*Problem*: Scan the entries below for the word "based". Copy each line that has it.

Document transcription data
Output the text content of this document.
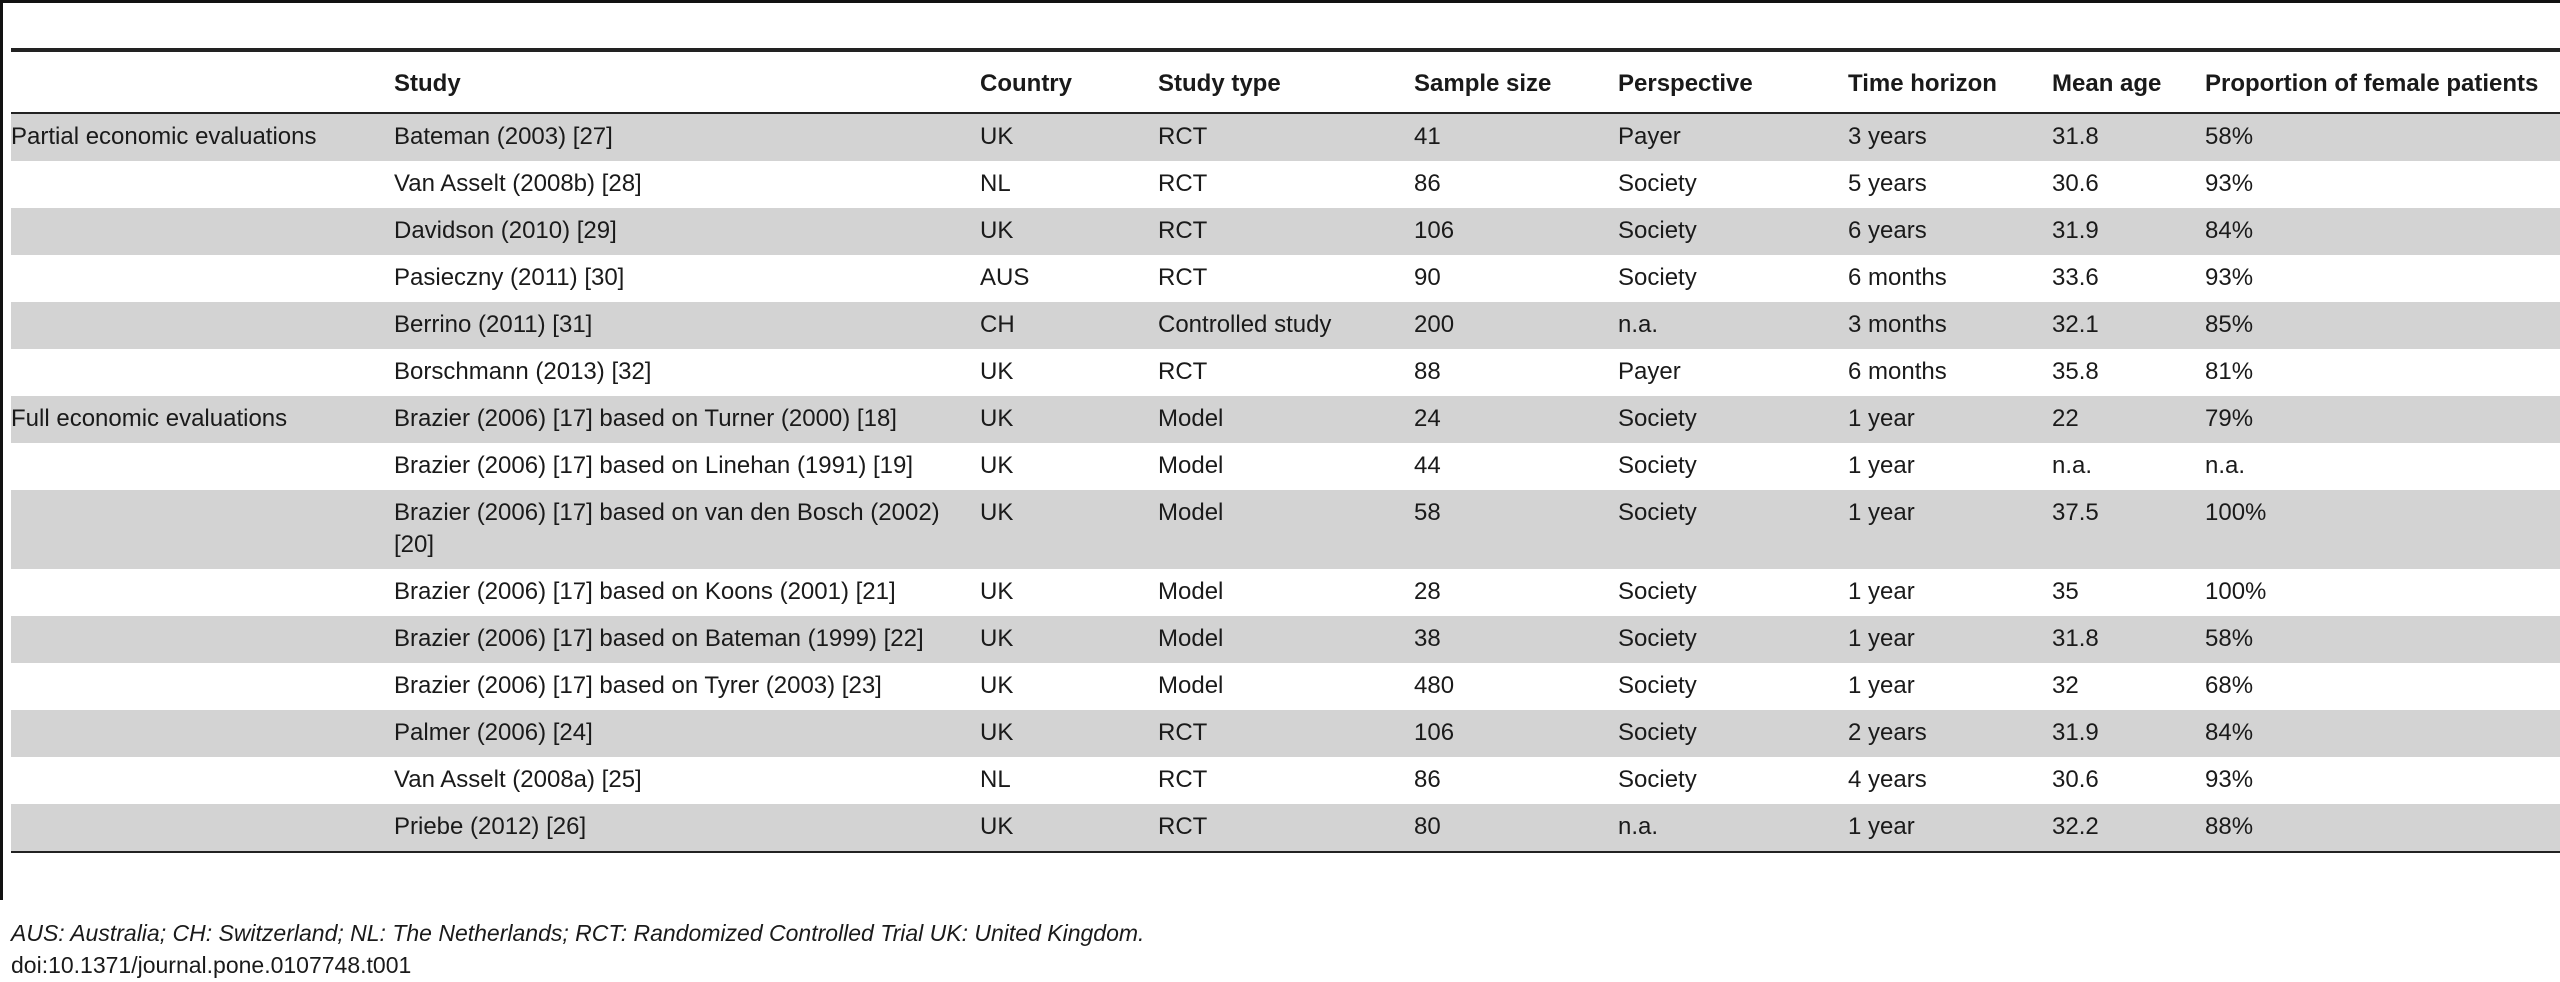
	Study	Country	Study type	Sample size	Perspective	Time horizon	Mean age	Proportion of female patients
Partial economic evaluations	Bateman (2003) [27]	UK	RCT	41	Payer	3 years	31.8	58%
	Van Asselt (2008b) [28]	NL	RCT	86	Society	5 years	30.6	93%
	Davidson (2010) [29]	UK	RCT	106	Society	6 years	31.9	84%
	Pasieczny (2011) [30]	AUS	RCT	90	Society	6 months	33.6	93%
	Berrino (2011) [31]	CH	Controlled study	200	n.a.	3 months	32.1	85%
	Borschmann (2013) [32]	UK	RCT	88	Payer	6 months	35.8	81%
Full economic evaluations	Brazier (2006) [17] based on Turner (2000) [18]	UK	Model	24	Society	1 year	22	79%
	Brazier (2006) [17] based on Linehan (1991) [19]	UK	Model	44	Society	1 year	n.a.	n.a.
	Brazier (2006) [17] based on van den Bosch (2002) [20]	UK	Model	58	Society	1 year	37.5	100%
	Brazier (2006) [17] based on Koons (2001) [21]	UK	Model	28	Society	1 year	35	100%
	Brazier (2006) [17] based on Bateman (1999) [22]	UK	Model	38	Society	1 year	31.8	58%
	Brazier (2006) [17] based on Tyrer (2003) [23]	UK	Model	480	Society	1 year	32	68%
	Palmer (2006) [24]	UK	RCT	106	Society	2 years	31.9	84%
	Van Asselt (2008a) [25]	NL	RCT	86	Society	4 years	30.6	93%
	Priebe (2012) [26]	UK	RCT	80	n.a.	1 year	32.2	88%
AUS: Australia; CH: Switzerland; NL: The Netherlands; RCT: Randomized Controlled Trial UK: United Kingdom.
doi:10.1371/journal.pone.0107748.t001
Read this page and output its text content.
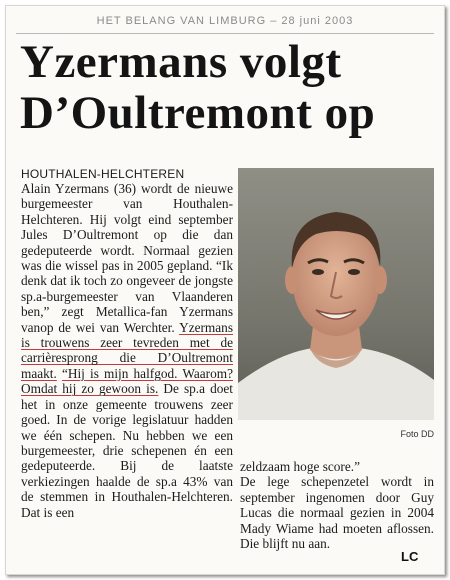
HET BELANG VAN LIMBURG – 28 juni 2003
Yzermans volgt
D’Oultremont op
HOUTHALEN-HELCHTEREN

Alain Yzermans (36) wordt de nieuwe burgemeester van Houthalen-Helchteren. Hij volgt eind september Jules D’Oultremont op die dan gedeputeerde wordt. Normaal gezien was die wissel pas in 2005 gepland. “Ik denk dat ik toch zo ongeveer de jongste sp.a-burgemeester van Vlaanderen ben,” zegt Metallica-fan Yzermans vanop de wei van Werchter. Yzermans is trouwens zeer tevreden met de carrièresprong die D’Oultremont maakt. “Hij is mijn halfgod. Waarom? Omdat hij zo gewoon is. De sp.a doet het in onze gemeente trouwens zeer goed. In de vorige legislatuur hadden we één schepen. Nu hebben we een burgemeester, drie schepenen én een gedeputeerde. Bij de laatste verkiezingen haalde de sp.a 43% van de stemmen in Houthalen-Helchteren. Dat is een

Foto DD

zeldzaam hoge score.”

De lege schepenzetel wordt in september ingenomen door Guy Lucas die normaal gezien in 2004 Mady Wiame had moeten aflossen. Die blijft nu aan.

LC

...

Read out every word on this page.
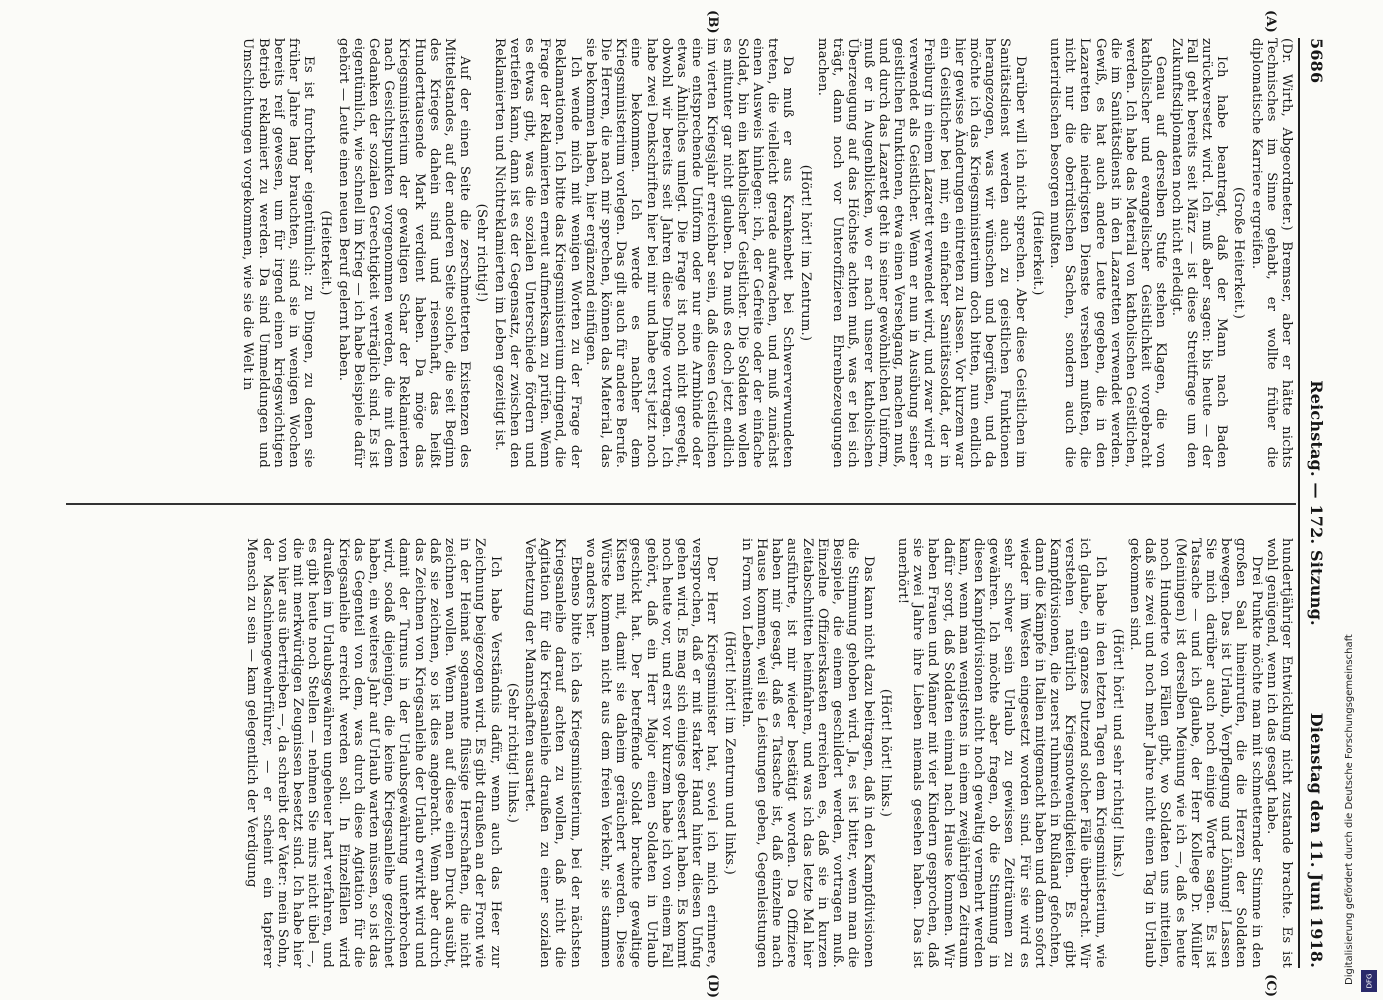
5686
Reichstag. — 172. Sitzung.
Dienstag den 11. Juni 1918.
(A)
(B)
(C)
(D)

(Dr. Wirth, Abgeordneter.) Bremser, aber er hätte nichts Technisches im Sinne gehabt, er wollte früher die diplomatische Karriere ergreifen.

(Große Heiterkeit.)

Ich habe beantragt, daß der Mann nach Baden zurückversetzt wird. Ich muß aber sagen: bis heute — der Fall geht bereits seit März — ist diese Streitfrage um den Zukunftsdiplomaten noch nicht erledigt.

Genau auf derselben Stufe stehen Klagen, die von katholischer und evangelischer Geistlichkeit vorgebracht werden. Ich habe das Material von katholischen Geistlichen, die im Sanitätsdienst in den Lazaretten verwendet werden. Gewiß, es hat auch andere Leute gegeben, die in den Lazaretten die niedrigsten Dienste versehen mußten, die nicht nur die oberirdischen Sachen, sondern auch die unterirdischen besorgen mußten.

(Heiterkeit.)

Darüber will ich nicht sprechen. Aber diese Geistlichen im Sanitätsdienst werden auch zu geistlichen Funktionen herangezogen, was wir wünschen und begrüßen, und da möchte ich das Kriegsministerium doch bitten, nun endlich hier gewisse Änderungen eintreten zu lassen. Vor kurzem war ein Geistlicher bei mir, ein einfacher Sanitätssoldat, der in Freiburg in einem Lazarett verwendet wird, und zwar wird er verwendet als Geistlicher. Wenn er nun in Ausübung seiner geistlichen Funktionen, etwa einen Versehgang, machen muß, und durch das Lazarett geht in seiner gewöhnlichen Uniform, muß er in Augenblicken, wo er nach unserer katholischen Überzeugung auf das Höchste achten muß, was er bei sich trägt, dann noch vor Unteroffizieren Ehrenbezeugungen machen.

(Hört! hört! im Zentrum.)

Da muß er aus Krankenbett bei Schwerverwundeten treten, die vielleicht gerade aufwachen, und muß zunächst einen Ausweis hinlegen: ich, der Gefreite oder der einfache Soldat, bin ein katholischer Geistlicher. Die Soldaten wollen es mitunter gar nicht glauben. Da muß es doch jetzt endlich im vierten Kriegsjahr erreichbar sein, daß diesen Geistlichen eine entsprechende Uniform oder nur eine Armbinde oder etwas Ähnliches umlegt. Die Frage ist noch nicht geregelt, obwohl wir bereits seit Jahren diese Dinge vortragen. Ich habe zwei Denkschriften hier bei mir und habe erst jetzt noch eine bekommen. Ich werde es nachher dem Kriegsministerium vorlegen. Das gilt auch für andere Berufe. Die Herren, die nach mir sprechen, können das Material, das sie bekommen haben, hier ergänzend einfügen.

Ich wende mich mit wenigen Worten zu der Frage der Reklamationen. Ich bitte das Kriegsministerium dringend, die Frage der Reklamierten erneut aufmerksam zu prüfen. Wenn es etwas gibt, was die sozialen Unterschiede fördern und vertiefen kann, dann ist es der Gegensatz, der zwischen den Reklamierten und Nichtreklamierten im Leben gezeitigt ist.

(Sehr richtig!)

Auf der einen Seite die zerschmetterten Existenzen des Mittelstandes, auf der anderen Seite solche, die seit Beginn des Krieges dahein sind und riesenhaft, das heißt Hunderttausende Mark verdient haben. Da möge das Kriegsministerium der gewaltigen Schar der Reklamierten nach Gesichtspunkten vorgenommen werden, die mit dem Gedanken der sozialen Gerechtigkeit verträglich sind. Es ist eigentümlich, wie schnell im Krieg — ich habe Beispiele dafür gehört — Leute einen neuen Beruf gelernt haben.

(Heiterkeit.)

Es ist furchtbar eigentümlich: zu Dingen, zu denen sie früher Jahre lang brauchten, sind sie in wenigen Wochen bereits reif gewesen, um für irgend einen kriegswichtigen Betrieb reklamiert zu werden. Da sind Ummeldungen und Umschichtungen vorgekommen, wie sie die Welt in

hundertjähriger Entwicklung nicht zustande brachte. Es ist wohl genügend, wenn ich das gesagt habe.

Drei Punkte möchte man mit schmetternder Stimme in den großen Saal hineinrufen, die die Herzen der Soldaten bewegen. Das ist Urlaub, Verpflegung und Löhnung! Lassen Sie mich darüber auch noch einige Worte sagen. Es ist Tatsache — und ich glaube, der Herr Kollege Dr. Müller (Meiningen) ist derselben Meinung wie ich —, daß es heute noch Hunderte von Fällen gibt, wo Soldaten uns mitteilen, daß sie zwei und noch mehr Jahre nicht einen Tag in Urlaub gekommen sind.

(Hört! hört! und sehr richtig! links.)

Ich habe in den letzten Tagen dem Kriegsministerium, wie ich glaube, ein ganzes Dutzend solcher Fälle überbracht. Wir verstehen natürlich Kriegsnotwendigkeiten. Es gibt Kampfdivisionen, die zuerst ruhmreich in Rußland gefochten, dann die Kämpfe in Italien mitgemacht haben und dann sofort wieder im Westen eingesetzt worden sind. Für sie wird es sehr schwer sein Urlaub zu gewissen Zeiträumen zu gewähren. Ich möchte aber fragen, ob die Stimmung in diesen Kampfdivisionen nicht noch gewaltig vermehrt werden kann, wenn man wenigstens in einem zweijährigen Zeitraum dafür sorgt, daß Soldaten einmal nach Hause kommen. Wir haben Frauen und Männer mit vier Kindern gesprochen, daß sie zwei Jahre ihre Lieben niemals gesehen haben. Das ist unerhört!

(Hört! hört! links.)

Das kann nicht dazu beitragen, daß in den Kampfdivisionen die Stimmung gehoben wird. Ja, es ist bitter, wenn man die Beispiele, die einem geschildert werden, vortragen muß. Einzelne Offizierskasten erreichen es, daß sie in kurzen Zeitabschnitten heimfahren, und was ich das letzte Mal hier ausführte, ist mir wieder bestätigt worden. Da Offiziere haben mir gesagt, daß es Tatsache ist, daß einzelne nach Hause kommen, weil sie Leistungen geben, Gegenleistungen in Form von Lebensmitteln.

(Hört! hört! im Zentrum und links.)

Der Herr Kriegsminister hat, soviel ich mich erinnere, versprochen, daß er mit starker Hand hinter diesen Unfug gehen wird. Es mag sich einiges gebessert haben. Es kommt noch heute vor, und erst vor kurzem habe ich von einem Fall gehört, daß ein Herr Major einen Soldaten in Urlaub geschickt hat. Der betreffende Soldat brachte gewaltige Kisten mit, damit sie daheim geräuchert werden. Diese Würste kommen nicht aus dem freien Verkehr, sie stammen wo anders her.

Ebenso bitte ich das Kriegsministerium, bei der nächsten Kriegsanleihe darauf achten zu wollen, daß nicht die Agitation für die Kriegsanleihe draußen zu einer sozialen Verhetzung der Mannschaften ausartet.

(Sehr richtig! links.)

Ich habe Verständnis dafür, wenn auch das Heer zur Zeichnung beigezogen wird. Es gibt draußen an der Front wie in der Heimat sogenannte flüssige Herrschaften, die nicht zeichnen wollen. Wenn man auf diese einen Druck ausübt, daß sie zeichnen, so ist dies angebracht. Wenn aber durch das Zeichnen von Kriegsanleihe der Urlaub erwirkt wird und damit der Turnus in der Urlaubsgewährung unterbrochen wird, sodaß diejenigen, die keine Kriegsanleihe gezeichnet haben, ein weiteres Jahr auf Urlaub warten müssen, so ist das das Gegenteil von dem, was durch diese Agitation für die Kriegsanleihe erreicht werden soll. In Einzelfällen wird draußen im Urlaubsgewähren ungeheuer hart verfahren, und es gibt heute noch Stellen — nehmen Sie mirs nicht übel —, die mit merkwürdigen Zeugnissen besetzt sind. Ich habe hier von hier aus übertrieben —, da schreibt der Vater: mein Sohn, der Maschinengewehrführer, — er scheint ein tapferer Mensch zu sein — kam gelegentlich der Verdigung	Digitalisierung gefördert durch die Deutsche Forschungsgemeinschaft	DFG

*Completed exercise*:
Full economic evaluations	Brazier (2006) [17] based on Turner (2000) [18]	UK	Model	24	Society	1 year	22	79%
	Brazier (2006) [17] based on Linehan (1991) [19]	UK	Model	44	Society	1 year	n.a.	n.a.
	Brazier (2006) [17] based on van den Bosch (2002) [20]	UK	Model	58	Society	1 year	37.5	100%
	Brazier (2006) [17] based on Koons (2001) [21]	UK	Model	28	Society	1 year	35	100%
	Brazier (2006) [17] based on Bateman (1999) [22]	UK	Model	38	Society	1 year	31.8	58%
	Brazier (2006) [17] based on Tyrer (2003) [23]	UK	Model	480	Society	1 year	32	68%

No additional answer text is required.